> Instructions to follow
Reproduce the entire listing word for word.

> Stored data
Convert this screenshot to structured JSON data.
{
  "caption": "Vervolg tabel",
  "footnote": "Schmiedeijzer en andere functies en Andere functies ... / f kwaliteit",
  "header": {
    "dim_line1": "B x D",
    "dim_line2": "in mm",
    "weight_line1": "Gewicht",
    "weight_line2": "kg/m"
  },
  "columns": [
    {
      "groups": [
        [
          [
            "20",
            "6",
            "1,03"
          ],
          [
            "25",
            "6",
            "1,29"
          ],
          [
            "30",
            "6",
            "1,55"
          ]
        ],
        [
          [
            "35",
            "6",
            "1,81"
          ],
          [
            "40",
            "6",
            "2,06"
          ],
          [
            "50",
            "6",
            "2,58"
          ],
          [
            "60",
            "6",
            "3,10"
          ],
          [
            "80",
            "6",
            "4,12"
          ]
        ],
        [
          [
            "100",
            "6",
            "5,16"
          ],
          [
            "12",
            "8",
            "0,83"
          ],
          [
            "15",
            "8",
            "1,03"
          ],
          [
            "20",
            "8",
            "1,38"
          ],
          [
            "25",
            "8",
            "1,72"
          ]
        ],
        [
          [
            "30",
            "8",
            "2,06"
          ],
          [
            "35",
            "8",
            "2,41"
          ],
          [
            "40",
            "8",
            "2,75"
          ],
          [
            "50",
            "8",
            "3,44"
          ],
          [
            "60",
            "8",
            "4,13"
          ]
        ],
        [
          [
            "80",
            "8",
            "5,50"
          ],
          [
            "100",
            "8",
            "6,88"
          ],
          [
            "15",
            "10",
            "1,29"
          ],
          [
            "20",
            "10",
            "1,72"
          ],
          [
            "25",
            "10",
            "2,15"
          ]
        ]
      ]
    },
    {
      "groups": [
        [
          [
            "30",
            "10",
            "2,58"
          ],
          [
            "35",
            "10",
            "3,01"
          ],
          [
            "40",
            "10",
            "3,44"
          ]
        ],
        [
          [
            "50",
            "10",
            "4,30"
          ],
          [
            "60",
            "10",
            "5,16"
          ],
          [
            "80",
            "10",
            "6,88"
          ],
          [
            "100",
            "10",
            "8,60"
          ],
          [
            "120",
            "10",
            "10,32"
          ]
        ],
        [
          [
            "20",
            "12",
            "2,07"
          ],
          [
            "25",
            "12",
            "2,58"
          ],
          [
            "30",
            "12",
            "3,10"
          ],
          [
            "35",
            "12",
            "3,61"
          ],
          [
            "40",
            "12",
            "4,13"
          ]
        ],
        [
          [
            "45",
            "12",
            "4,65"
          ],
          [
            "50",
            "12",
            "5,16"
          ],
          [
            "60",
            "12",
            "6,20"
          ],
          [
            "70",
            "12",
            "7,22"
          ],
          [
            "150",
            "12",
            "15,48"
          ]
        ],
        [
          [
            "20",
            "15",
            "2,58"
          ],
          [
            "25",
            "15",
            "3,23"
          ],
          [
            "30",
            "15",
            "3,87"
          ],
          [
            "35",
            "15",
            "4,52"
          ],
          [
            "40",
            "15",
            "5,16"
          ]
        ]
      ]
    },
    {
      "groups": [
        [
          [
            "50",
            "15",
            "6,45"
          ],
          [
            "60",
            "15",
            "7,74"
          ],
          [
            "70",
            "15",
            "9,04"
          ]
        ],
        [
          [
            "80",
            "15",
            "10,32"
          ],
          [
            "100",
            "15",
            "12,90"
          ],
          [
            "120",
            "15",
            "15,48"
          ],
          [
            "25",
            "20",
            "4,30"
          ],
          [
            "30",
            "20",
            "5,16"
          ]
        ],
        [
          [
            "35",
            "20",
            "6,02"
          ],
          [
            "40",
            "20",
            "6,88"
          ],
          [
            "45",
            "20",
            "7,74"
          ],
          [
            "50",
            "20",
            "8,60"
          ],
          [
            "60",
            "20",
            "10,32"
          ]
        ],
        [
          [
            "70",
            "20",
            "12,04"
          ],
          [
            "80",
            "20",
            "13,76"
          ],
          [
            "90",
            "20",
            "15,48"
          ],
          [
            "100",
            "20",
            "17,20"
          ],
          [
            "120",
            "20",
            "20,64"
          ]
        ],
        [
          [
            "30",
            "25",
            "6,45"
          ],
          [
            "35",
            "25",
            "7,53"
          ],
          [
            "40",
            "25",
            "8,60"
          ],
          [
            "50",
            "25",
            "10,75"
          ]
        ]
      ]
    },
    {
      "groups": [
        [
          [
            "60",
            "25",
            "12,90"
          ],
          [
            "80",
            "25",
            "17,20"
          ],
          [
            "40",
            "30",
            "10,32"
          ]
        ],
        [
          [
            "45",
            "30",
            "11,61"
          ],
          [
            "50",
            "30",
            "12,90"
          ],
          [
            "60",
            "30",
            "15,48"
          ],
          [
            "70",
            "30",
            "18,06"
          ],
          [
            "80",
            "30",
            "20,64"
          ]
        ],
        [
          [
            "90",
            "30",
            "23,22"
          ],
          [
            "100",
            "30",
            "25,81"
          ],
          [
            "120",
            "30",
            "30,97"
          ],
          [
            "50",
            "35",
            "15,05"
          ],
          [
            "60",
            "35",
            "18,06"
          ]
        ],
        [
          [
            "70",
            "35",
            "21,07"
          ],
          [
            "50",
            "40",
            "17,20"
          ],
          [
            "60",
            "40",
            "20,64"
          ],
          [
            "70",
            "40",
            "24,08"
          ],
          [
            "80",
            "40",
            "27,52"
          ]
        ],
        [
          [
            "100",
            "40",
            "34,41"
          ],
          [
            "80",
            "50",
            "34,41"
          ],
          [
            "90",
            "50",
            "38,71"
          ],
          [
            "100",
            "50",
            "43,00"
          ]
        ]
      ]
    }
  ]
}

> Output for this task
Convert this screenshot to structured JSON data.
{
  "caption": "Vervolg tabel",
  "footnote": "Schmiedeijzer en andere functies en Andere functies ... / f kwaliteit",
  "header": {
    "dim_line1": "B x D",
    "dim_line2": "in mm",
    "weight_line1": "Gewicht",
    "weight_line2": "kg/m"
  },
  "columns": [
    {
      "groups": [
        [
          [
            "20",
            "6",
            "1,03"
          ],
          [
            "25",
            "6",
            "1,29"
          ],
          [
            "30",
            "6",
            "1,55"
          ]
        ],
        [
          [
            "35",
            "6",
            "1,81"
          ],
          [
            "40",
            "6",
            "2,06"
          ],
          [
            "50",
            "6",
            "2,58"
          ],
          [
            "60",
            "6",
            "3,10"
          ],
          [
            "80",
            "6",
            "4,12"
          ]
        ],
        [
          [
            "100",
            "6",
            "5,16"
          ],
          [
            "12",
            "8",
            "0,83"
          ],
          [
            "15",
            "8",
            "1,03"
          ],
          [
            "20",
            "8",
            "1,38"
          ],
          [
            "25",
            "8",
            "1,72"
          ]
        ],
        [
          [
            "30",
            "8",
            "2,06"
          ],
          [
            "35",
            "8",
            "2,41"
          ],
          [
            "40",
            "8",
            "2,75"
          ],
          [
            "50",
            "8",
            "3,44"
          ],
          [
            "60",
            "8",
            "4,13"
          ]
        ],
        [
          [
            "80",
            "8",
            "5,50"
          ],
          [
            "100",
            "8",
            "6,88"
          ],
          [
            "15",
            "10",
            "1,29"
          ],
          [
            "20",
            "10",
            "1,72"
          ],
          [
            "25",
            "10",
            "2,15"
          ]
        ]
      ]
    },
    {
      "groups": [
        [
          [
            "30",
            "10",
            "2,58"
          ],
          [
            "35",
            "10",
            "3,01"
          ],
          [
            "40",
            "10",
            "3,44"
          ]
        ],
        [
          [
            "50",
            "10",
            "4,30"
          ],
          [
            "60",
            "10",
            "5,16"
          ],
          [
            "80",
            "10",
            "6,88"
          ],
          [
            "100",
            "10",
            "8,60"
          ],
          [
            "120",
            "10",
            "10,32"
          ]
        ],
        [
          [
            "20",
            "12",
            "2,07"
          ],
          [
            "25",
            "12",
            "2,58"
          ],
          [
            "30",
            "12",
            "3,10"
          ],
          [
            "35",
            "12",
            "3,61"
          ],
          [
            "40",
            "12",
            "4,13"
          ]
        ],
        [
          [
            "45",
            "12",
            "4,65"
          ],
          [
            "50",
            "12",
            "5,16"
          ],
          [
            "60",
            "12",
            "6,20"
          ],
          [
            "70",
            "12",
            "7,22"
          ],
          [
            "150",
            "12",
            "15,48"
          ]
        ],
        [
          [
            "20",
            "15",
            "2,58"
          ],
          [
            "25",
            "15",
            "3,23"
          ],
          [
            "30",
            "15",
            "3,87"
          ],
          [
            "35",
            "15",
            "4,52"
          ],
          [
            "40",
            "15",
            "5,16"
          ]
        ]
      ]
    },
    {
      "groups": [
        [
          [
            "50",
            "15",
            "6,45"
          ],
          [
            "60",
            "15",
            "7,74"
          ],
          [
            "70",
            "15",
            "9,04"
          ]
        ],
        [
          [
            "80",
            "15",
            "10,32"
          ],
          [
            "100",
            "15",
            "12,90"
          ],
          [
            "120",
            "15",
            "15,48"
          ],
          [
            "25",
            "20",
            "4,30"
          ],
          [
            "30",
            "20",
            "5,16"
          ]
        ],
        [
          [
            "35",
            "20",
            "6,02"
          ],
          [
            "40",
            "20",
            "6,88"
          ],
          [
            "45",
            "20",
            "7,74"
          ],
          [
            "50",
            "20",
            "8,60"
          ],
          [
            "60",
            "20",
            "10,32"
          ]
        ],
        [
          [
            "70",
            "20",
            "12,04"
          ],
          [
            "80",
            "20",
            "13,76"
          ],
          [
            "90",
            "20",
            "15,48"
          ],
          [
            "100",
            "20",
            "17,20"
          ],
          [
            "120",
            "20",
            "20,64"
          ]
        ],
        [
          [
            "30",
            "25",
            "6,45"
          ],
          [
            "35",
            "25",
            "7,53"
          ],
          [
            "40",
            "25",
            "8,60"
          ],
          [
            "50",
            "25",
            "10,75"
          ]
        ]
      ]
    },
    {
      "groups": [
        [
          [
            "60",
            "25",
            "12,90"
          ],
          [
            "80",
            "25",
            "17,20"
          ],
          [
            "40",
            "30",
            "10,32"
          ]
        ],
        [
          [
            "45",
            "30",
            "11,61"
          ],
          [
            "50",
            "30",
            "12,90"
          ],
          [
            "60",
            "30",
            "15,48"
          ],
          [
            "70",
            "30",
            "18,06"
          ],
          [
            "80",
            "30",
            "20,64"
          ]
        ],
        [
          [
            "90",
            "30",
            "23,22"
          ],
          [
            "100",
            "30",
            "25,81"
          ],
          [
            "120",
            "30",
            "30,97"
          ],
          [
            "50",
            "35",
            "15,05"
          ],
          [
            "60",
            "35",
            "18,06"
          ]
        ],
        [
          [
            "70",
            "35",
            "21,07"
          ],
          [
            "50",
            "40",
            "17,20"
          ],
          [
            "60",
            "40",
            "20,64"
          ],
          [
            "70",
            "40",
            "24,08"
          ],
          [
            "80",
            "40",
            "27,52"
          ]
        ],
        [
          [
            "100",
            "40",
            "34,41"
          ],
          [
            "80",
            "50",
            "34,41"
          ],
          [
            "90",
            "50",
            "38,71"
          ],
          [
            "100",
            "50",
            "43,00"
          ]
        ]
      ]
    }
  ]
}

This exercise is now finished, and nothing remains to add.